--- start Exercise material ---
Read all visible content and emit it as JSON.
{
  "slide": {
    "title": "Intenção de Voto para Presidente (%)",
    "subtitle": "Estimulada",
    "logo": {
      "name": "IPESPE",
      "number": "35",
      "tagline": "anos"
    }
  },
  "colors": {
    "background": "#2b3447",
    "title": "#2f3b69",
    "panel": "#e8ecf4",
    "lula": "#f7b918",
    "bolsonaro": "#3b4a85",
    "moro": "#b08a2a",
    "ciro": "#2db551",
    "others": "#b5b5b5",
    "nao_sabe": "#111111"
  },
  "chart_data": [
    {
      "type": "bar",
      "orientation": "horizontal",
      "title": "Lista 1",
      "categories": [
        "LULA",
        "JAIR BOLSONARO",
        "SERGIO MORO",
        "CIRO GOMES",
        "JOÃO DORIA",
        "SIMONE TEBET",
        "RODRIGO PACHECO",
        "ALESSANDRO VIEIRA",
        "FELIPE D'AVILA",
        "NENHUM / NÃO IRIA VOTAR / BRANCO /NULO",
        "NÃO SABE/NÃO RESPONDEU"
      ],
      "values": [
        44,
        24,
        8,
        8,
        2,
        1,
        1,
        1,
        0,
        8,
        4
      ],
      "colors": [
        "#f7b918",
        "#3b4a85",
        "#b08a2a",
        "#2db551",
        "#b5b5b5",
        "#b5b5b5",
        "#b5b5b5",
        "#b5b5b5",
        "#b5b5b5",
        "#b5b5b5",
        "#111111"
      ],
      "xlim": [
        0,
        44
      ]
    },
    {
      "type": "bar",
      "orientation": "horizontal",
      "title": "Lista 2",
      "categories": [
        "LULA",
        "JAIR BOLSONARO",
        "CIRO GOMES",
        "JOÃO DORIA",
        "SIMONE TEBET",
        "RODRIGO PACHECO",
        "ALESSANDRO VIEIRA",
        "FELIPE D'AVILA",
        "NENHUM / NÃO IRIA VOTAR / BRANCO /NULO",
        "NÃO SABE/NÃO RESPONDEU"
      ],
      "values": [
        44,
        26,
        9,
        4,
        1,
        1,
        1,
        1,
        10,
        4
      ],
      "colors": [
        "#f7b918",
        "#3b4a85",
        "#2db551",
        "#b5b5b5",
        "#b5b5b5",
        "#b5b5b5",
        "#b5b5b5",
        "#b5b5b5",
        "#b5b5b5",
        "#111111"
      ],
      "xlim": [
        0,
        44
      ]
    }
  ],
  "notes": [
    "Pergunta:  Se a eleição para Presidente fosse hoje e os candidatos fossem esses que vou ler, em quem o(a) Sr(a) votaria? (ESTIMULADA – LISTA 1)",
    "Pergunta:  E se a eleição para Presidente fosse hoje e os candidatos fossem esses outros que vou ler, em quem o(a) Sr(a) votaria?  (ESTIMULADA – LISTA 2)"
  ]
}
--- end Exercise material ---
- Task objective
Output the entries verbatim.

- Result
Read all visible content and emit it as JSON.
{
  "slide": {
    "title": "Intenção de Voto para Presidente (%)",
    "subtitle": "Estimulada",
    "logo": {
      "name": "IPESPE",
      "number": "35",
      "tagline": "anos"
    }
  },
  "colors": {
    "background": "#2b3447",
    "title": "#2f3b69",
    "panel": "#e8ecf4",
    "lula": "#f7b918",
    "bolsonaro": "#3b4a85",
    "moro": "#b08a2a",
    "ciro": "#2db551",
    "others": "#b5b5b5",
    "nao_sabe": "#111111"
  },
  "chart_data": [
    {
      "type": "bar",
      "orientation": "horizontal",
      "title": "Lista 1",
      "categories": [
        "LULA",
        "JAIR BOLSONARO",
        "SERGIO MORO",
        "CIRO GOMES",
        "JOÃO DORIA",
        "SIMONE TEBET",
        "RODRIGO PACHECO",
        "ALESSANDRO VIEIRA",
        "FELIPE D'AVILA",
        "NENHUM / NÃO IRIA VOTAR / BRANCO /NULO",
        "NÃO SABE/NÃO RESPONDEU"
      ],
      "values": [
        44,
        24,
        8,
        8,
        2,
        1,
        1,
        1,
        0,
        8,
        4
      ],
      "colors": [
        "#f7b918",
        "#3b4a85",
        "#b08a2a",
        "#2db551",
        "#b5b5b5",
        "#b5b5b5",
        "#b5b5b5",
        "#b5b5b5",
        "#b5b5b5",
        "#b5b5b5",
        "#111111"
      ],
      "xlim": [
        0,
        44
      ]
    },
    {
      "type": "bar",
      "orientation": "horizontal",
      "title": "Lista 2",
      "categories": [
        "LULA",
        "JAIR BOLSONARO",
        "CIRO GOMES",
        "JOÃO DORIA",
        "SIMONE TEBET",
        "RODRIGO PACHECO",
        "ALESSANDRO VIEIRA",
        "FELIPE D'AVILA",
        "NENHUM / NÃO IRIA VOTAR / BRANCO /NULO",
        "NÃO SABE/NÃO RESPONDEU"
      ],
      "values": [
        44,
        26,
        9,
        4,
        1,
        1,
        1,
        1,
        10,
        4
      ],
      "colors": [
        "#f7b918",
        "#3b4a85",
        "#2db551",
        "#b5b5b5",
        "#b5b5b5",
        "#b5b5b5",
        "#b5b5b5",
        "#b5b5b5",
        "#b5b5b5",
        "#111111"
      ],
      "xlim": [
        0,
        44
      ]
    }
  ],
  "notes": [
    "Pergunta:  Se a eleição para Presidente fosse hoje e os candidatos fossem esses que vou ler, em quem o(a) Sr(a) votaria? (ESTIMULADA – LISTA 1)",
    "Pergunta:  E se a eleição para Presidente fosse hoje e os candidatos fossem esses outros que vou ler, em quem o(a) Sr(a) votaria?  (ESTIMULADA – LISTA 2)"
  ]
}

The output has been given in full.